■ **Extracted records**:
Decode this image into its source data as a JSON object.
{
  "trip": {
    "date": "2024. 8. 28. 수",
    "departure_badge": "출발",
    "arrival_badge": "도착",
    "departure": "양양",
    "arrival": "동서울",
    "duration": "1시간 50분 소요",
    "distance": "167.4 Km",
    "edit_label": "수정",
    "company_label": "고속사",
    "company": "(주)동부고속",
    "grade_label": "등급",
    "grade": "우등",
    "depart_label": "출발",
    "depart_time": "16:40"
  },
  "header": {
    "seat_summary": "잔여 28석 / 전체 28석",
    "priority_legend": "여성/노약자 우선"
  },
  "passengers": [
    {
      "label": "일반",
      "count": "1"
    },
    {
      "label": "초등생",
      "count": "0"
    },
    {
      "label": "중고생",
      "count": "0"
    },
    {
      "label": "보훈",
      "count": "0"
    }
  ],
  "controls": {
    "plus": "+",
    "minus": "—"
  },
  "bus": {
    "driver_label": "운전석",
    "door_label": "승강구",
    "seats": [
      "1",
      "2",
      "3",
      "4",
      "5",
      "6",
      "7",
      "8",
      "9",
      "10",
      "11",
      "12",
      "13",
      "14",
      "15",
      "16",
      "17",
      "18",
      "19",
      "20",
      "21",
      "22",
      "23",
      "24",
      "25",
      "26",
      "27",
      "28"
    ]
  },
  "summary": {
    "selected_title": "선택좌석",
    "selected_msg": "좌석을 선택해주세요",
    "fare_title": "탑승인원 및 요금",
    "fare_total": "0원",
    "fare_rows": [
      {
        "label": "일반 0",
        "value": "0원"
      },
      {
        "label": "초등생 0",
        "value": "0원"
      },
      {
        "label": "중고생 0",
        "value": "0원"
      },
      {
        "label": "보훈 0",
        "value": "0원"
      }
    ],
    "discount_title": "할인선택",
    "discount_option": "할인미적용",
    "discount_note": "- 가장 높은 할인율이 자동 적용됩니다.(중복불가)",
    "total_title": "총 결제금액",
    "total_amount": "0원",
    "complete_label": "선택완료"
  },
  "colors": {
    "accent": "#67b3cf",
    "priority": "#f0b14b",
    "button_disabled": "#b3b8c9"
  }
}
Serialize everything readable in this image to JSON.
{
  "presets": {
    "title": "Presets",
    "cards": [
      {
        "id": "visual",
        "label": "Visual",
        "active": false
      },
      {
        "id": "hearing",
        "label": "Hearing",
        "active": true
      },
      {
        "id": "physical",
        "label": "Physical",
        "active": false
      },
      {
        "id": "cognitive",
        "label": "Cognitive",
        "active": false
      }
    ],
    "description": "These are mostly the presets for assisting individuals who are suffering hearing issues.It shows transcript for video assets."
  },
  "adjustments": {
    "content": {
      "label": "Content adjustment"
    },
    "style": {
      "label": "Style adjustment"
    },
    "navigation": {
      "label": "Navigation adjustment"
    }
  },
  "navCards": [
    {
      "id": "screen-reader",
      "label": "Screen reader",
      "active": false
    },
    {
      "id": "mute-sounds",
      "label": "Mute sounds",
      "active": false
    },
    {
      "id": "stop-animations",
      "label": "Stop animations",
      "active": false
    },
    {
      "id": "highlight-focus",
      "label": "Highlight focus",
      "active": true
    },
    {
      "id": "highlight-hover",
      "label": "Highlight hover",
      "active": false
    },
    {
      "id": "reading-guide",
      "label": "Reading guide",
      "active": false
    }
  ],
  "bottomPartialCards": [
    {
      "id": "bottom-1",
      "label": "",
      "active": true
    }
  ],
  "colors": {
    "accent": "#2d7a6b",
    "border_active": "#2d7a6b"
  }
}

■ **Challenge**: Reproduce the entire listing word for word.

■ **Complete response**:
Decode this image into its source data as a JSON object.
{
  "trip": {
    "date": "2024. 8. 28. 수",
    "departure_badge": "출발",
    "arrival_badge": "도착",
    "departure": "양양",
    "arrival": "동서울",
    "duration": "1시간 50분 소요",
    "distance": "167.4 Km",
    "edit_label": "수정",
    "company_label": "고속사",
    "company": "(주)동부고속",
    "grade_label": "등급",
    "grade": "우등",
    "depart_label": "출발",
    "depart_time": "16:40"
  },
  "header": {
    "seat_summary": "잔여 28석 / 전체 28석",
    "priority_legend": "여성/노약자 우선"
  },
  "passengers": [
    {
      "label": "일반",
      "count": "1"
    },
    {
      "label": "초등생",
      "count": "0"
    },
    {
      "label": "중고생",
      "count": "0"
    },
    {
      "label": "보훈",
      "count": "0"
    }
  ],
  "controls": {
    "plus": "+",
    "minus": "—"
  },
  "bus": {
    "driver_label": "운전석",
    "door_label": "승강구",
    "seats": [
      "1",
      "2",
      "3",
      "4",
      "5",
      "6",
      "7",
      "8",
      "9",
      "10",
      "11",
      "12",
      "13",
      "14",
      "15",
      "16",
      "17",
      "18",
      "19",
      "20",
      "21",
      "22",
      "23",
      "24",
      "25",
      "26",
      "27",
      "28"
    ]
  },
  "summary": {
    "selected_title": "선택좌석",
    "selected_msg": "좌석을 선택해주세요",
    "fare_title": "탑승인원 및 요금",
    "fare_total": "0원",
    "fare_rows": [
      {
        "label": "일반 0",
        "value": "0원"
      },
      {
        "label": "초등생 0",
        "value": "0원"
      },
      {
        "label": "중고생 0",
        "value": "0원"
      },
      {
        "label": "보훈 0",
        "value": "0원"
      }
    ],
    "discount_title": "할인선택",
    "discount_option": "할인미적용",
    "discount_note": "- 가장 높은 할인율이 자동 적용됩니다.(중복불가)",
    "total_title": "총 결제금액",
    "total_amount": "0원",
    "complete_label": "선택완료"
  },
  "colors": {
    "accent": "#67b3cf",
    "priority": "#f0b14b",
    "button_disabled": "#b3b8c9"
  }
}
Serialize everything readable in this image to JSON.
{
  "presets": {
    "title": "Presets",
    "cards": [
      {
        "id": "visual",
        "label": "Visual",
        "active": false
      },
      {
        "id": "hearing",
        "label": "Hearing",
        "active": true
      },
      {
        "id": "physical",
        "label": "Physical",
        "active": false
      },
      {
        "id": "cognitive",
        "label": "Cognitive",
        "active": false
      }
    ],
    "description": "These are mostly the presets for assisting individuals who are suffering hearing issues.It shows transcript for video assets."
  },
  "adjustments": {
    "content": {
      "label": "Content adjustment"
    },
    "style": {
      "label": "Style adjustment"
    },
    "navigation": {
      "label": "Navigation adjustment"
    }
  },
  "navCards": [
    {
      "id": "screen-reader",
      "label": "Screen reader",
      "active": false
    },
    {
      "id": "mute-sounds",
      "label": "Mute sounds",
      "active": false
    },
    {
      "id": "stop-animations",
      "label": "Stop animations",
      "active": false
    },
    {
      "id": "highlight-focus",
      "label": "Highlight focus",
      "active": true
    },
    {
      "id": "highlight-hover",
      "label": "Highlight hover",
      "active": false
    },
    {
      "id": "reading-guide",
      "label": "Reading guide",
      "active": false
    }
  ],
  "bottomPartialCards": [
    {
      "id": "bottom-1",
      "label": "",
      "active": true
    }
  ],
  "colors": {
    "accent": "#2d7a6b",
    "border_active": "#2d7a6b"
  }
}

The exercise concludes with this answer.